Begin Input records
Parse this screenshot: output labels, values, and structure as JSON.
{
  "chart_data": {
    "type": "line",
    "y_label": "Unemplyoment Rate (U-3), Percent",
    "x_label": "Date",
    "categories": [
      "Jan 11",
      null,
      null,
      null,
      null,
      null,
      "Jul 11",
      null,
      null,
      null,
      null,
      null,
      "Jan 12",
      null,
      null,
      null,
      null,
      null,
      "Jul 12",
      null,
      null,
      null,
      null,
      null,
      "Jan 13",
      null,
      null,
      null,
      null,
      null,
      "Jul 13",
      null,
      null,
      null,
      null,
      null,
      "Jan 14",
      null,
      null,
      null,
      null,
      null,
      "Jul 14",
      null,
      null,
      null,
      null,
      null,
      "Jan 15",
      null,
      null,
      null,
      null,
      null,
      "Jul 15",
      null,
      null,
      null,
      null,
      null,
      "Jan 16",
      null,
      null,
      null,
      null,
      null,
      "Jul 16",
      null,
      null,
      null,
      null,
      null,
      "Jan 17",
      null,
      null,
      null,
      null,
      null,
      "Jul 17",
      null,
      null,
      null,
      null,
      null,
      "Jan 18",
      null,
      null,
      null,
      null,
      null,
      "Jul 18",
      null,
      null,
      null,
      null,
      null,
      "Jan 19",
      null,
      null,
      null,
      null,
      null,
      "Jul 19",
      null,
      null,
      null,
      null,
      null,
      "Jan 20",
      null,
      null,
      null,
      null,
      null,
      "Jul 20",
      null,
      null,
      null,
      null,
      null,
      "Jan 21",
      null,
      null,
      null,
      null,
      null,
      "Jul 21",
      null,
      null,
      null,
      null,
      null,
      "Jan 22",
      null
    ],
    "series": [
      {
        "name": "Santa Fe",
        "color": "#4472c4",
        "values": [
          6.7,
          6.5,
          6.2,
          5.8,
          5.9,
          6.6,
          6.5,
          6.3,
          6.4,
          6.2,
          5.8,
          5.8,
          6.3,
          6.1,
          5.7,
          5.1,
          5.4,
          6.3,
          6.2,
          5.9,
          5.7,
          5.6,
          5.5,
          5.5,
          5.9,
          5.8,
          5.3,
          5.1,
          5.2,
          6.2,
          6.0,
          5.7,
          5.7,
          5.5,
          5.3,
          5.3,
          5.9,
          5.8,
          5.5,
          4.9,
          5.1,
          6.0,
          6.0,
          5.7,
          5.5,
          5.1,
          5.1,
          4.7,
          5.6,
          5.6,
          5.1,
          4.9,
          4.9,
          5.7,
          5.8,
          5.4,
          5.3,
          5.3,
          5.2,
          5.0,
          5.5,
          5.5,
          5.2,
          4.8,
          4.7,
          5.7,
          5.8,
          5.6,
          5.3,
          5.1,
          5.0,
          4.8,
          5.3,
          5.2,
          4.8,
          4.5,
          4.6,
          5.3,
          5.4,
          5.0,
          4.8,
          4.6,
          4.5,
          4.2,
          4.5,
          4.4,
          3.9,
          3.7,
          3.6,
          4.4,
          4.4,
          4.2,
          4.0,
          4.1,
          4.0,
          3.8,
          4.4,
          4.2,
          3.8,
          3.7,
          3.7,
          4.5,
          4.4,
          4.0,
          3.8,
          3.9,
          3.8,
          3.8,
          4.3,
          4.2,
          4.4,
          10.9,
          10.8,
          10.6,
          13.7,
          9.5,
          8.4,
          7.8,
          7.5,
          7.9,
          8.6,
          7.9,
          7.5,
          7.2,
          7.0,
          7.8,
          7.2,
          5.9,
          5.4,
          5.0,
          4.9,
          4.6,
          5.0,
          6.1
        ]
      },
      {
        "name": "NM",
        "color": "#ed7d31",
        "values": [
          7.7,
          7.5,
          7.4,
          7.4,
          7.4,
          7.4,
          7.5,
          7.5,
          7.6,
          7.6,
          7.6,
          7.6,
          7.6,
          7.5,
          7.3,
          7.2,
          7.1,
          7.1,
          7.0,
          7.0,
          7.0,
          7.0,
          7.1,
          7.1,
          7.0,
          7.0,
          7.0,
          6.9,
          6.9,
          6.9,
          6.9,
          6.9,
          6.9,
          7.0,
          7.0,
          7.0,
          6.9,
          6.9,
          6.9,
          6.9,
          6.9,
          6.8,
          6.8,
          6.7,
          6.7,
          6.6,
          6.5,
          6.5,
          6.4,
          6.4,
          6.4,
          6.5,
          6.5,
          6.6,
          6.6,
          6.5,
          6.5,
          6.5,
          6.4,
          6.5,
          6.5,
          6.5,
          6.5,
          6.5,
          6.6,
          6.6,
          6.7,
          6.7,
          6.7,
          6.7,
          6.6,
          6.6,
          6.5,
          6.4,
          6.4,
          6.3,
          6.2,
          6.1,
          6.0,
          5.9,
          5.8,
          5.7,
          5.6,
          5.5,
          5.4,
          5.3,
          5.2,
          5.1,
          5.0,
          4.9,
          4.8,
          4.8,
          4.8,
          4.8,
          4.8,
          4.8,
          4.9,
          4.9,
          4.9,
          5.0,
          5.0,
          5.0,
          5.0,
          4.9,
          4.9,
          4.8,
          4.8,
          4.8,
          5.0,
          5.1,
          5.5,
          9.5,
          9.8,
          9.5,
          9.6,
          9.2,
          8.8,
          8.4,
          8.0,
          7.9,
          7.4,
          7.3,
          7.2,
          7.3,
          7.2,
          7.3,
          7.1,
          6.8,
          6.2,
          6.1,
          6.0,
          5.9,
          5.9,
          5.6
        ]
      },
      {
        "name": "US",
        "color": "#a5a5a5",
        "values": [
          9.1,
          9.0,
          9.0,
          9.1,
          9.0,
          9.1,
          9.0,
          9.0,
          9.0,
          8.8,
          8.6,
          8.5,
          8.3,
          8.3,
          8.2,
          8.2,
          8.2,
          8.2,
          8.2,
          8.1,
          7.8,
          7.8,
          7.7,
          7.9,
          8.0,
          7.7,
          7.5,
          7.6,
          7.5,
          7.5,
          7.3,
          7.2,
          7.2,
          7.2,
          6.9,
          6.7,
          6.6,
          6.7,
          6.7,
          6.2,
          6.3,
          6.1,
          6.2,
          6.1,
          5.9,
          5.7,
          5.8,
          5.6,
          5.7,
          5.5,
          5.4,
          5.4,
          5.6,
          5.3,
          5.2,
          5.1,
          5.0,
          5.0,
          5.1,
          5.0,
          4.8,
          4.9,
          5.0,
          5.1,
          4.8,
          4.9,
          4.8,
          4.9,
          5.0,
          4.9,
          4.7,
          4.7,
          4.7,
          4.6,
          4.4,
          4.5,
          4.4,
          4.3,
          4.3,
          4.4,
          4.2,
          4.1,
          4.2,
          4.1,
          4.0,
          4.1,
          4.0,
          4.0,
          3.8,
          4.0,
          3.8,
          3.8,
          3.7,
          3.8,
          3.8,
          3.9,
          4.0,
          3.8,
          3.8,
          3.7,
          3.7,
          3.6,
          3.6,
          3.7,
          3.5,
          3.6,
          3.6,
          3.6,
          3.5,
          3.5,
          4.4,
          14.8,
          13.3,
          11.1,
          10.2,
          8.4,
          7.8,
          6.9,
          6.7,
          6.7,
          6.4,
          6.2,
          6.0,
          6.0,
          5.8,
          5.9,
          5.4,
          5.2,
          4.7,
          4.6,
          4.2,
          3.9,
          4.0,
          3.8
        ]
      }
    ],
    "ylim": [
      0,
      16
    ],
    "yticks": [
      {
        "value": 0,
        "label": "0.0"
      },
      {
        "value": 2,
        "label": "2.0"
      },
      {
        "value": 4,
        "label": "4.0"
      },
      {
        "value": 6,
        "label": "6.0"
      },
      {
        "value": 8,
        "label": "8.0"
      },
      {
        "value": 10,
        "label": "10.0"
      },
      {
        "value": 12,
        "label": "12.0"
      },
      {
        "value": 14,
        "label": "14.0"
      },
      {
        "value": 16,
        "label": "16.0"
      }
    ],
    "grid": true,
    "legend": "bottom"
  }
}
End Input records
#### Exercise task:
Which lines contain "color"? Copy each of them.

#### Answer to this task:
        "color": "#4472c4",
        "color": "#ed7d31",
        "color": "#a5a5a5",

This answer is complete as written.